[Listings of boxed layout items]
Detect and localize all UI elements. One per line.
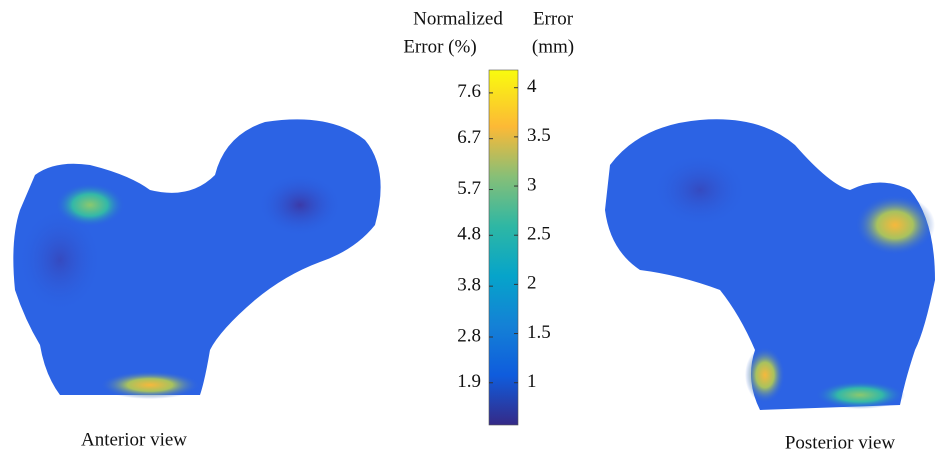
left-tick-label: 2.8 bbox=[457, 325, 481, 346]
left-tick-label: 5.7 bbox=[457, 178, 481, 199]
right-tick-label: 4 bbox=[527, 76, 537, 97]
left-tick-label: 4.8 bbox=[457, 224, 481, 245]
right-tick-label: 3 bbox=[527, 174, 537, 195]
left-tick-label: 1.9 bbox=[457, 371, 481, 392]
colorbar bbox=[489, 70, 518, 425]
left-title: Normalized bbox=[413, 8, 503, 29]
right-tick-label: 2 bbox=[527, 273, 537, 294]
right-tick-label: 1.5 bbox=[527, 322, 551, 343]
left-tick-label: 7.6 bbox=[457, 81, 481, 102]
view-label: Posterior view bbox=[785, 432, 896, 453]
figure: Normalized Error (%) Error (mm) Anterior… bbox=[0, 0, 942, 458]
posterior-femur bbox=[605, 119, 935, 410]
view-label: Anterior view bbox=[81, 429, 187, 450]
right-tick-label: 3.5 bbox=[527, 125, 551, 146]
left-title: Error (%) bbox=[403, 36, 476, 57]
left-tick-label: 6.7 bbox=[457, 127, 481, 148]
right-title: Error bbox=[533, 8, 574, 29]
right-tick-label: 1 bbox=[527, 371, 537, 392]
anterior-femur bbox=[13, 119, 380, 399]
right-tick-label: 2.5 bbox=[527, 224, 551, 245]
left-tick-label: 3.8 bbox=[457, 275, 481, 296]
right-title: (mm) bbox=[532, 36, 574, 57]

# SET PROBLEM
Begin at the line that has "left-tick-label: 2.8 bbox=[457, 325, 481, 346]" and stop after the line that has "left-tick-label: 7.6 bbox=[457, 81, 481, 102]". Copy those lines of the material with "colorbar" renamed to "color-scale" and nothing else altered.

# IN RESPONSE
left-tick-label: 2.8 bbox=[457, 325, 481, 346]
left-tick-label: 5.7 bbox=[457, 178, 481, 199]
right-tick-label: 4 bbox=[527, 76, 537, 97]
left-tick-label: 4.8 bbox=[457, 224, 481, 245]
right-tick-label: 3 bbox=[527, 174, 537, 195]
left-tick-label: 1.9 bbox=[457, 371, 481, 392]
color-scale bbox=[489, 70, 518, 425]
left-title: Normalized bbox=[413, 8, 503, 29]
right-tick-label: 2 bbox=[527, 273, 537, 294]
right-tick-label: 1.5 bbox=[527, 322, 551, 343]
left-tick-label: 7.6 bbox=[457, 81, 481, 102]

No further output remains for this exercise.